Extract:
+ + + +
In your Tryzub and Swastika speech of 31Aug97 delivered at the Simon Wiesenthal Center in Los Angeles, you encourage the creation of a false image of the Bohdan Khmelnytsky rebellion of 1648:

Now, it's not unusual in the Ukraine for Jews to be the victims.  There's a long history of pogroms in the Ukraine.  Some of you know the history.  You may have heard of the name Khmelnytsky, who in the middle of the seventeenth century, in the 1650s, slaughtered some 200,000 Jews.

Below are ten things that you neglected to tell your audience, and that would have surprised them to hear, and that, indeed, would have entirely shattered the false image that you were encouraging.  To extend the list beyond ten, you have only to read the materials listed on the Ukrainian Archive's Bohdan Khmelnytsky page.

(1) The underlying cause of the Bohdan Khmelnytsky rebellion was extreme Polish-Jewish oppression.  Your Simon Wiesenthal Center audience might have been astonished to hear you admit that the Ukrainian people had motives for rebelling other than the anti-Semitism which some contemporary Jews gratuitously ascribe to them.

[There was a] debasement in the position of the Polish peasants (who had been free in the early Middle Ages) to the point of utter serfdom, hardly distinguishable from outright slavery and certainly the worst in Europe.  [...]  The situation in the "eastern" lands of Poland (Byelorussia and the Ukraine) [...] was worst of all.
Israel Shahak, Jewish History, Jewish Religion: The Weight of Three Thousand Years, Pluto Press, London and Boulder Colorado, 1994, p. 61.


(2) Within this system of extreme oppression, Jews held life-and-death powers over Ukrainians.  Your Simon Wiesenthal Center audience might have been astonished to hear you admit that the role of Jews in Ukraine went beyond that of harmless and inoffensive shtetl-dwellers wanting nothing more than to live in peace with their neighbors.

[L]easeholding was frequently linked with the exercise of certain legal powers: the right to adjudicate the people of a given estate or town and to pass even a death sentence was sometimes transferred from the owner to the leaseholder.  This served to identify the Jew with the Polish landlord whom he represented.
Bernard D. Weinryb, The Hebrew Chronicles on Bohdan Khmel'nyts'kyi and the Cossack-Polish War, Journal of the Harvard Ukrainian Research Institute, 1(2) June 1977, pp. 158-159.
+ + + +
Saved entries

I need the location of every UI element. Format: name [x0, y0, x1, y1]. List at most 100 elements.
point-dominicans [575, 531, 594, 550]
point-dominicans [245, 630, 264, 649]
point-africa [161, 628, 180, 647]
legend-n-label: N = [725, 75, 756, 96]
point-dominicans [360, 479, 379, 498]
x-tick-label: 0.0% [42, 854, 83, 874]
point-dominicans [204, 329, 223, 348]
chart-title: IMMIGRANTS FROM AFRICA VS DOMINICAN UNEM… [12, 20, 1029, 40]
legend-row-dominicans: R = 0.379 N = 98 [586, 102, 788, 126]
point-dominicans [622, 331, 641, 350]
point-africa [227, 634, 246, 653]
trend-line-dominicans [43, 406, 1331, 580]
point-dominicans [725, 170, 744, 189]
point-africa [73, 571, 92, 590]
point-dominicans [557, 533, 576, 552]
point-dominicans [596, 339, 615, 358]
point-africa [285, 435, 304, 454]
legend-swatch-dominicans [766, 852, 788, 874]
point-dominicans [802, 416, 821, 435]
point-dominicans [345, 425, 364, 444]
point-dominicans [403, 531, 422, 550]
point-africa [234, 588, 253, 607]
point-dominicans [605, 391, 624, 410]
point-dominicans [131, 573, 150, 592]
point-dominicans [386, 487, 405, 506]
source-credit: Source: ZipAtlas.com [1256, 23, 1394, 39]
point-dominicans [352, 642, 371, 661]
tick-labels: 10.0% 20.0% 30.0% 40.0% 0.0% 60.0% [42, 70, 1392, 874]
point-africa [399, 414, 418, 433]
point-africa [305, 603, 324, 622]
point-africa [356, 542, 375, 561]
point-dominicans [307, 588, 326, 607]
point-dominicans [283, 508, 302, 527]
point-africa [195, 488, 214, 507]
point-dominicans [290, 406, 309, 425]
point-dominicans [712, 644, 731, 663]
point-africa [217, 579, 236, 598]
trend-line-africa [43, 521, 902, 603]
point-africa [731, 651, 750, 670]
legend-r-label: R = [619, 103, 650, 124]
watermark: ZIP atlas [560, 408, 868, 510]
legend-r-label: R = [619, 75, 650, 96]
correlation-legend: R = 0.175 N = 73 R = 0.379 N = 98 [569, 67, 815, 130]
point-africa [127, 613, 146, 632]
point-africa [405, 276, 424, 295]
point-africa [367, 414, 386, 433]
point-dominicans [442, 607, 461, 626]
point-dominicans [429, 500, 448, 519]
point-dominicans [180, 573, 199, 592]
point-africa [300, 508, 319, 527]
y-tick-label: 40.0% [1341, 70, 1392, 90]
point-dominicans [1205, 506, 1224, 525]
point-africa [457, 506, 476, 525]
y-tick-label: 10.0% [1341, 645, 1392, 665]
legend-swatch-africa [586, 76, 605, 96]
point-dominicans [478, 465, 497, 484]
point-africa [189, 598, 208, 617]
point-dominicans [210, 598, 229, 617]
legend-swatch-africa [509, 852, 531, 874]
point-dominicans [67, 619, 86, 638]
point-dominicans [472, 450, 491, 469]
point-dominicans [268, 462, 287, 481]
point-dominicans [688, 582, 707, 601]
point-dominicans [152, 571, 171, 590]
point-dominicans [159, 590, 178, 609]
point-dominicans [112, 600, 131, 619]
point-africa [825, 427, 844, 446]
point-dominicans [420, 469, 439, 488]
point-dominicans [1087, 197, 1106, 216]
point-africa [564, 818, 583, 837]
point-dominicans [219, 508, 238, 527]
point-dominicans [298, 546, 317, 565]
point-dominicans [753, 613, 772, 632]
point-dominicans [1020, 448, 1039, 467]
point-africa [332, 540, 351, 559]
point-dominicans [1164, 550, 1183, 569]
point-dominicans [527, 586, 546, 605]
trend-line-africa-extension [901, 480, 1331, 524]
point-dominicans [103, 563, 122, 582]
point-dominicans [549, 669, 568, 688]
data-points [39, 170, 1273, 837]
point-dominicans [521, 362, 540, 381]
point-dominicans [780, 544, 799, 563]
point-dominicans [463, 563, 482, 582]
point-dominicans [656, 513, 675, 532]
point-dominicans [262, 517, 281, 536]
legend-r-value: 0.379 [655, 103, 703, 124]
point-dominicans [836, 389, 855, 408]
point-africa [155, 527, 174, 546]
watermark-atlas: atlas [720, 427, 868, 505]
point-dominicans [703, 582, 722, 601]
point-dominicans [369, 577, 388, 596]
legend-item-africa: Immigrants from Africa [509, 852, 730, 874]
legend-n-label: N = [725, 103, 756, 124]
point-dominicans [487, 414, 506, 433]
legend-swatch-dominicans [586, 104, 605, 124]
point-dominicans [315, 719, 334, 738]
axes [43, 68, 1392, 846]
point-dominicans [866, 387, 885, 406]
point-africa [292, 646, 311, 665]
+ + + +
Set problem:
Please copy the Khmelnytsky text from "Israel Shahak, Jewish" to "whom he represented." and change "estate" to "manor".

Problem solution:
Israel Shahak, Jewish History, Jewish Religion: The Weight of Three Thousand Years, Pluto Press, London and Boulder Colorado, 1994, p. 61.


(2) Within this system of extreme oppression, Jews held life-and-death powers over Ukrainians.  Your Simon Wiesenthal Center audience might have been astonished to hear you admit that the role of Jews in Ukraine went beyond that of harmless and inoffensive shtetl-dwellers wanting nothing more than to live in peace with their neighbors.

[L]easeholding was frequently linked with the exercise of certain legal powers: the right to adjudicate the people of a given manor or town and to pass even a death sentence was sometimes transferred from the owner to the leaseholder.  This served to identify the Jew with the Polish landlord whom he represented.